*Input records:*
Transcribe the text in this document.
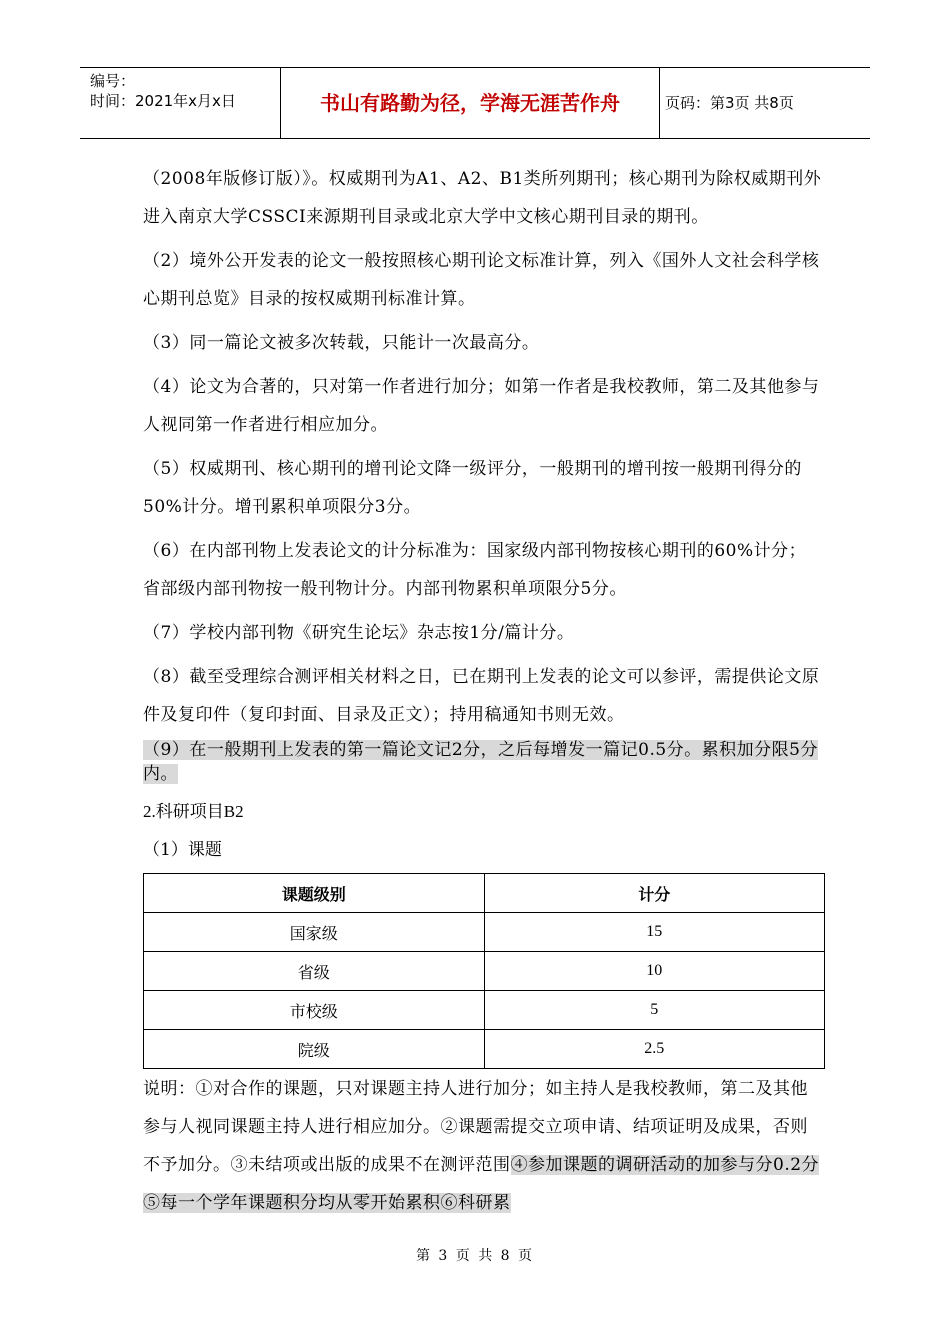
编号：
时间：2021年x月x日	书山有路勤为径，学海无涯苦作舟	页码：第3页 共8页

（2008年版修订版）》。权威期刊为A1、A2、B1类所列期刊；核心期刊为除权威期刊外进入南京大学CSSCI来源期刊目录或北京大学中文核心期刊目录的期刊。

（2）境外公开发表的论文一般按照核心期刊论文标准计算，列入《国外人文社会科学核心期刊总览》目录的按权威期刊标准计算。

（3）同一篇论文被多次转载，只能计一次最高分。

（4）论文为合著的，只对第一作者进行加分；如第一作者是我校教师，第二及其他参与人视同第一作者进行相应加分。

（5）权威期刊、核心期刊的增刊论文降一级评分，一般期刊的增刊按一般期刊得分的50%计分。增刊累积单项限分3分。

（6）在内部刊物上发表论文的计分标准为：国家级内部刊物按核心期刊的60%计分；省部级内部刊物按一般刊物计分。内部刊物累积单项限分5分。

（7）学校内部刊物《研究生论坛》杂志按1分/篇计分。

（8）截至受理综合测评相关材料之日，已在期刊上发表的论文可以参评，需提供论文原件及复印件（复印封面、目录及正文）；持用稿通知书则无效。

（9）在一般期刊上发表的第一篇论文记2分，之后每增发一篇记0.5分。累积加分限5分内。

2.科研项目B2
（1）课题
课题级别	计分
国家级	15
省级	10
市校级	5
院级	2.5

说明：①对合作的课题，只对课题主持人进行加分；如主持人是我校教师，第二及其他参与人视同课题主持人进行相应加分。②课题需提交立项申请、结项证明及成果，否则不予加分。③未结项或出版的成果不在测评范围④参加课题的调研活动的加参与分0.2分⑤每一个学年课题积分均从零开始累积⑥科研累

第 3 页 共 8 页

*Given instruction:*
Give every record again exactly, apart from the pictures, which stay out.

*Final result:*
Transcribe the text in this document.
编号：
时间：2021年x月x日	书山有路勤为径，学海无涯苦作舟	页码：第3页 共8页

（2008年版修订版）》。权威期刊为A1、A2、B1类所列期刊；核心期刊为除权威期刊外进入南京大学CSSCI来源期刊目录或北京大学中文核心期刊目录的期刊。

（2）境外公开发表的论文一般按照核心期刊论文标准计算，列入《国外人文社会科学核心期刊总览》目录的按权威期刊标准计算。

（3）同一篇论文被多次转载，只能计一次最高分。

（4）论文为合著的，只对第一作者进行加分；如第一作者是我校教师，第二及其他参与人视同第一作者进行相应加分。

（5）权威期刊、核心期刊的增刊论文降一级评分，一般期刊的增刊按一般期刊得分的50%计分。增刊累积单项限分3分。

（6）在内部刊物上发表论文的计分标准为：国家级内部刊物按核心期刊的60%计分；省部级内部刊物按一般刊物计分。内部刊物累积单项限分5分。

（7）学校内部刊物《研究生论坛》杂志按1分/篇计分。

（8）截至受理综合测评相关材料之日，已在期刊上发表的论文可以参评，需提供论文原件及复印件（复印封面、目录及正文）；持用稿通知书则无效。

（9）在一般期刊上发表的第一篇论文记2分，之后每增发一篇记0.5分。累积加分限5分内。

2.科研项目B2
（1）课题
课题级别	计分
国家级	15
省级	10
市校级	5
院级	2.5

说明：①对合作的课题，只对课题主持人进行加分；如主持人是我校教师，第二及其他参与人视同课题主持人进行相应加分。②课题需提交立项申请、结项证明及成果，否则不予加分。③未结项或出版的成果不在测评范围④参加课题的调研活动的加参与分0.2分⑤每一个学年课题积分均从零开始累积⑥科研累

第 3 页 共 8 页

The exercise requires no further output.